EXERCISE:
Print all the records exactly, please.

Start MATERIAL FOR THIS TASK

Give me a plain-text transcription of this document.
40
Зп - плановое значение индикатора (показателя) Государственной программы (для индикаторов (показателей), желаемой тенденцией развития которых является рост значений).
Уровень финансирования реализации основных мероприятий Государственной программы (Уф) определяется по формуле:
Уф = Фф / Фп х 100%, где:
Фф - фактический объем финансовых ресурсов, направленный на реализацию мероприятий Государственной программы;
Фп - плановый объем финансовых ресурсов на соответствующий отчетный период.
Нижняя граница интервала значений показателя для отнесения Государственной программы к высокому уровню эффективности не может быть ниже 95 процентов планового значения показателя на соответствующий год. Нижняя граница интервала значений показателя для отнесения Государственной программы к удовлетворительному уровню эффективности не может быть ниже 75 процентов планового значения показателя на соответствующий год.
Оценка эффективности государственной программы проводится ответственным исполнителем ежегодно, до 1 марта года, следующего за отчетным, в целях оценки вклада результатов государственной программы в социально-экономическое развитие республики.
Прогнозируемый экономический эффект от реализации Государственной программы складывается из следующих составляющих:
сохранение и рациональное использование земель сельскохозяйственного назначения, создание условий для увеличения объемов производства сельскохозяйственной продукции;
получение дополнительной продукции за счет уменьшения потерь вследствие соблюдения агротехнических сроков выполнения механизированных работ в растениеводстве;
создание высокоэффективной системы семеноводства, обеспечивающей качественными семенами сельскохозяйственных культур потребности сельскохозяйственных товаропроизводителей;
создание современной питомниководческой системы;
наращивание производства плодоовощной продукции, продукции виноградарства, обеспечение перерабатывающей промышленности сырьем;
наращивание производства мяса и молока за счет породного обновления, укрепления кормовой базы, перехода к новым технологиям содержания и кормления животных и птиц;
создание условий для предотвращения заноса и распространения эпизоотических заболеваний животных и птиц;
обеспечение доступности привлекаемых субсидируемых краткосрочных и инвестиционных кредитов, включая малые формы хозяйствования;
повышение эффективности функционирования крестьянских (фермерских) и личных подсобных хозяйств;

End MATERIAL FOR THIS TASK

RESULT OF THE EXERCISE:
Give me a plain-text transcription of this document.
40
Зп - плановое значение индикатора (показателя) Государственной программы (для индикаторов (показателей), желаемой тенденцией развития которых является рост значений).
Уровень финансирования реализации основных мероприятий Государственной программы (Уф) определяется по формуле:
Уф = Фф / Фп х 100%, где:
Фф - фактический объем финансовых ресурсов, направленный на реализацию мероприятий Государственной программы;
Фп - плановый объем финансовых ресурсов на соответствующий отчетный период.
Нижняя граница интервала значений показателя для отнесения Государственной программы к высокому уровню эффективности не может быть ниже 95 процентов планового значения показателя на соответствующий год. Нижняя граница интервала значений показателя для отнесения Государственной программы к удовлетворительному уровню эффективности не может быть ниже 75 процентов планового значения показателя на соответствующий год.
Оценка эффективности государственной программы проводится ответственным исполнителем ежегодно, до 1 марта года, следующего за отчетным, в целях оценки вклада результатов государственной программы в социально-экономическое развитие республики.
Прогнозируемый экономический эффект от реализации Государственной программы складывается из следующих составляющих:
сохранение и рациональное использование земель сельскохозяйственного назначения, создание условий для увеличения объемов производства сельскохозяйственной продукции;
получение дополнительной продукции за счет уменьшения потерь вследствие соблюдения агротехнических сроков выполнения механизированных работ в растениеводстве;
создание высокоэффективной системы семеноводства, обеспечивающей качественными семенами сельскохозяйственных культур потребности сельскохозяйственных товаропроизводителей;
создание современной питомниководческой системы;
наращивание производства плодоовощной продукции, продукции виноградарства, обеспечение перерабатывающей промышленности сырьем;
наращивание производства мяса и молока за счет породного обновления, укрепления кормовой базы, перехода к новым технологиям содержания и кормления животных и птиц;
создание условий для предотвращения заноса и распространения эпизоотических заболеваний животных и птиц;
обеспечение доступности привлекаемых субсидируемых краткосрочных и инвестиционных кредитов, включая малые формы хозяйствования;
повышение эффективности функционирования крестьянских (фермерских) и личных подсобных хозяйств;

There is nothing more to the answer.